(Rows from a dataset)
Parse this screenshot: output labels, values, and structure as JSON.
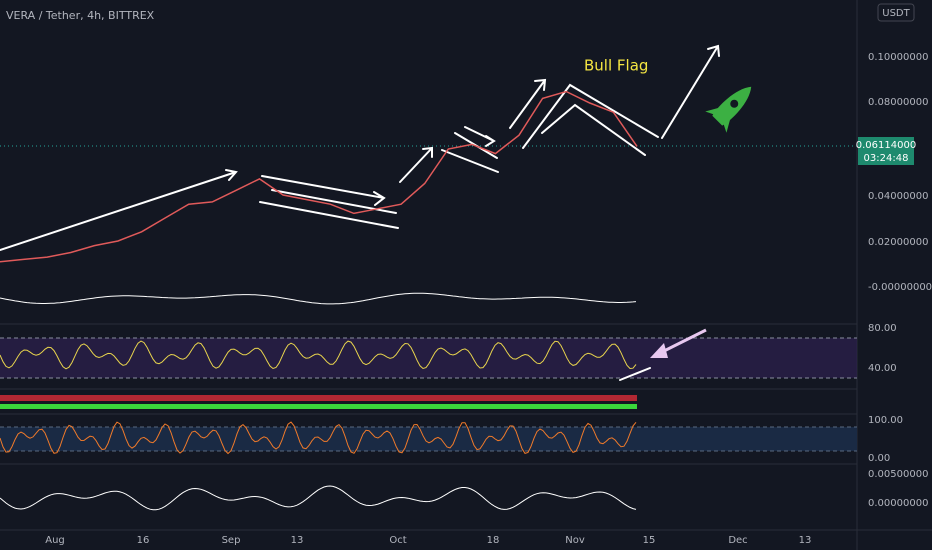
{
  "header": {
    "title": "VERA / Tether, 4h, BITTREX",
    "currency": "USDT"
  },
  "price": {
    "values": [
      0.011,
      0.012,
      0.013,
      0.015,
      0.018,
      0.02,
      0.024,
      0.03,
      0.036,
      0.037,
      0.042,
      0.047,
      0.04,
      0.038,
      0.036,
      0.032,
      0.034,
      0.036,
      0.045,
      0.06,
      0.062,
      0.058,
      0.066,
      0.082,
      0.085,
      0.08,
      0.076,
      0.06114
    ],
    "last": "0.06114000",
    "countdown": "03:24:48"
  },
  "price_axis": {
    "labels": [
      "0.10000000",
      "0.08000000",
      "0.04000000",
      "0.02000000",
      "-0.00000000"
    ]
  },
  "rsi_axis": {
    "labels": [
      "80.00",
      "40.00"
    ]
  },
  "stoch_axis": {
    "labels": [
      "100.00",
      "0.00"
    ]
  },
  "macd_axis": {
    "labels": [
      "0.00500000",
      "0.00000000"
    ]
  },
  "time_axis": {
    "labels": [
      "Aug",
      "16",
      "Sep",
      "13",
      "Oct",
      "18",
      "Nov",
      "15",
      "Dec",
      "13"
    ]
  },
  "annotation": "Bull Flag"
}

Exercise description >>
Go through the listing above and write it all out exactly, leaving out any picture.

Output of the task >>
Parse this screenshot: output labels, values, and structure as JSON.
{
  "header": {
    "title": "VERA / Tether, 4h, BITTREX",
    "currency": "USDT"
  },
  "price": {
    "values": [
      0.011,
      0.012,
      0.013,
      0.015,
      0.018,
      0.02,
      0.024,
      0.03,
      0.036,
      0.037,
      0.042,
      0.047,
      0.04,
      0.038,
      0.036,
      0.032,
      0.034,
      0.036,
      0.045,
      0.06,
      0.062,
      0.058,
      0.066,
      0.082,
      0.085,
      0.08,
      0.076,
      0.06114
    ],
    "last": "0.06114000",
    "countdown": "03:24:48"
  },
  "price_axis": {
    "labels": [
      "0.10000000",
      "0.08000000",
      "0.04000000",
      "0.02000000",
      "-0.00000000"
    ]
  },
  "rsi_axis": {
    "labels": [
      "80.00",
      "40.00"
    ]
  },
  "stoch_axis": {
    "labels": [
      "100.00",
      "0.00"
    ]
  },
  "macd_axis": {
    "labels": [
      "0.00500000",
      "0.00000000"
    ]
  },
  "time_axis": {
    "labels": [
      "Aug",
      "16",
      "Sep",
      "13",
      "Oct",
      "18",
      "Nov",
      "15",
      "Dec",
      "13"
    ]
  },
  "annotation": "Bull Flag"
}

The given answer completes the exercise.